原文:
+--
Python Plotly Sunburst 着色

问题描述 投票:0回答:1

我有以下代码可以在 Google colab 中使用plotly 生成旭日图。

import plotly.express as px
import matplotlib.pyplot as plt

def generate_single_color_sunburst(person, color):
    color_hex = "#{:02x}{:02x}{:02x}".format(int(color[0]*255), int(color[1]*255), int(color[2]*255))
    
    # Set everything to grey initially
    sample_df['color'] = 'grey'
    
    if person != 'all_greyscale':
        # Get the B values associated with the current person
        Bs = sample_df[sample_df[person].str.strip() == '1']['B'].tolist()
+--
任务目标:
**A)** 能否从原文中含有“# Set everything”的那句开始,一直到“sample_df[sample_df[person].str.strip() == '1']['B'].tolist()”为止,把这一段一字不改地输出?
**B)** 讲 Plotly 旭日图着色的原文写到最后一行就停了,你能从那里接着往下写吗?

记录摘录:
+--
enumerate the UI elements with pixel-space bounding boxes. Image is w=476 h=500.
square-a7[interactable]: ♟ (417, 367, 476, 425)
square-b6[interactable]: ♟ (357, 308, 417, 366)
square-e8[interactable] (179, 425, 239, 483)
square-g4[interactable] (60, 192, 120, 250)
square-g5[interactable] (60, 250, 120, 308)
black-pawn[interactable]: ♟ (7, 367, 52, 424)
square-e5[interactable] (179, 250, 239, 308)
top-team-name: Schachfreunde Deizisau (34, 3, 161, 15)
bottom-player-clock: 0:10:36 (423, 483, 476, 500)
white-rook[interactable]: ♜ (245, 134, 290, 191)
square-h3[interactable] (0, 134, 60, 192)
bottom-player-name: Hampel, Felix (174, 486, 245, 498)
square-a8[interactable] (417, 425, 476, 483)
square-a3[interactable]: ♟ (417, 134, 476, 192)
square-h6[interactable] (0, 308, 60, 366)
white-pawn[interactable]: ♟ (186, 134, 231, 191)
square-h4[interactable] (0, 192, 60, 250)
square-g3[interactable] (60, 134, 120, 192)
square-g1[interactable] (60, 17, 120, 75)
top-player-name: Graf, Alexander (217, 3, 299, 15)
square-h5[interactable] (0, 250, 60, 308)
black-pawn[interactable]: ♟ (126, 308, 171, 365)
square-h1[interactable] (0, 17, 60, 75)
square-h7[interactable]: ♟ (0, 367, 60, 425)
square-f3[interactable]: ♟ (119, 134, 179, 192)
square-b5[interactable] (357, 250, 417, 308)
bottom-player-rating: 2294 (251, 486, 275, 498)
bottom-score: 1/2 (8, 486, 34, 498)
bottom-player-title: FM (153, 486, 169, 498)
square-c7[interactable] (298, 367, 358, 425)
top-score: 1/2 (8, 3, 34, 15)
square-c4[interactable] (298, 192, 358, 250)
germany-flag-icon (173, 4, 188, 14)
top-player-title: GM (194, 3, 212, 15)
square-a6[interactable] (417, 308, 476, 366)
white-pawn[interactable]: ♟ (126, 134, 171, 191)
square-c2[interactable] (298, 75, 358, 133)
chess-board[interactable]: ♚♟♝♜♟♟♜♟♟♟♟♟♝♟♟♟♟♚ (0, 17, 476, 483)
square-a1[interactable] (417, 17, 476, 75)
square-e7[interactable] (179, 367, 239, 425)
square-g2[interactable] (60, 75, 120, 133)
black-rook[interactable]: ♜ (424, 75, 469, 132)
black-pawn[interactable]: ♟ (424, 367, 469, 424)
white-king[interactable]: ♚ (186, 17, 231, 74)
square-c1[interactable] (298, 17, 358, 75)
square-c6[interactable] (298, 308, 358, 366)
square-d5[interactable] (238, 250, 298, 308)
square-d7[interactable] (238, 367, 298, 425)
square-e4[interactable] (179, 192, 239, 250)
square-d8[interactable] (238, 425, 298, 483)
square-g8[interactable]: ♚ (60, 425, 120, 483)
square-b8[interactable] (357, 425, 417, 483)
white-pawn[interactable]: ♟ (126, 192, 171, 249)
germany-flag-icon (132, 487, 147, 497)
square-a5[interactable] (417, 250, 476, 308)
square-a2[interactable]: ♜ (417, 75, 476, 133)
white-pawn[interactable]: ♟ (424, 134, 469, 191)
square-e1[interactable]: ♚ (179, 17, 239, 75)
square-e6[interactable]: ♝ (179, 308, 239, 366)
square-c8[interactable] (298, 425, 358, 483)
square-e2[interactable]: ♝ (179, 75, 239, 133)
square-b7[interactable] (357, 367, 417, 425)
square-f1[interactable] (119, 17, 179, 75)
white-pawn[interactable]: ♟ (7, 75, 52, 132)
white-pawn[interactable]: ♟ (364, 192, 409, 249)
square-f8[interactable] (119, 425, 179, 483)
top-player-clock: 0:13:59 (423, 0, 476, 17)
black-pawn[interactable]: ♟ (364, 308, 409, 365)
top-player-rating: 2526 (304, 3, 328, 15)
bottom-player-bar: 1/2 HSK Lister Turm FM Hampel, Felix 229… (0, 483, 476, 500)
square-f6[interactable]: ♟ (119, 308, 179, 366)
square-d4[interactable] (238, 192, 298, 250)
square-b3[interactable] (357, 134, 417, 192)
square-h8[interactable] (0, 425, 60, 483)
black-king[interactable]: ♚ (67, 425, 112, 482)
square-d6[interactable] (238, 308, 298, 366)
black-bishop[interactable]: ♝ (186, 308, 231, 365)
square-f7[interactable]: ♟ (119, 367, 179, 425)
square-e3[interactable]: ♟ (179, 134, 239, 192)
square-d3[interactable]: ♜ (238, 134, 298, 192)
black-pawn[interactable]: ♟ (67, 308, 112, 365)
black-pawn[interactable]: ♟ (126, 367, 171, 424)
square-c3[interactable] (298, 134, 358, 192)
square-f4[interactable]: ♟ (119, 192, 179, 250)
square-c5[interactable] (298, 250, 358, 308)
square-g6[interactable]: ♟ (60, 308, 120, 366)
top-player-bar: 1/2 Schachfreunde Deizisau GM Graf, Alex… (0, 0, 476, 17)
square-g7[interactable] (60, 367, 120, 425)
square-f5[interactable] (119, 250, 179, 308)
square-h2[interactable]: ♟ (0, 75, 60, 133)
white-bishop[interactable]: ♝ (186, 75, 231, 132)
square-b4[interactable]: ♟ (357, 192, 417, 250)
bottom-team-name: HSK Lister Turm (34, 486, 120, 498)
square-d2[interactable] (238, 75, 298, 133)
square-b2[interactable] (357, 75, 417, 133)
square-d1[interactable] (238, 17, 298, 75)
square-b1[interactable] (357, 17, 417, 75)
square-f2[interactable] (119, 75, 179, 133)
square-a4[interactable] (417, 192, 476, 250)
+--
最终答案:
**A)**
# Set everything to grey initially
    sample_df['color'] = 'grey'
    
    if person != 'all_greyscale':
        # Get the B values associated with the current person
        Bs = sample_df[sample_df[person].str.strip() == '1']['B'].tolist()

**B)**
        # Color those specific B values
        sample_df.loc[sample_df['B'].isin(Bs), 'color'] = color_hex
        
        # Identify the unique A values for those specific B values
        As = sample_df[sample_df['B'].isin(Bs)]['A'].unique()
        
        # Color only those specific A entries
        for A in As:
            sample_df.loc[(sample_df['A'] == A) & (sample_df['B'] == ''), 'color'] = color_hex

    # Create the sunburst diagram with a fixed color mapping
    fig = px.sunburst(sample_df,
                      path=['A', 'B'],
                      color='color',
                      color_discrete_map={'grey': 'grey', color_hex: color_hex},
                      title=f'Sunburst highlighting {person}')
    
    # Remove the temporary 'color' column
    sample_df.drop('color', axis=1, inplace=True)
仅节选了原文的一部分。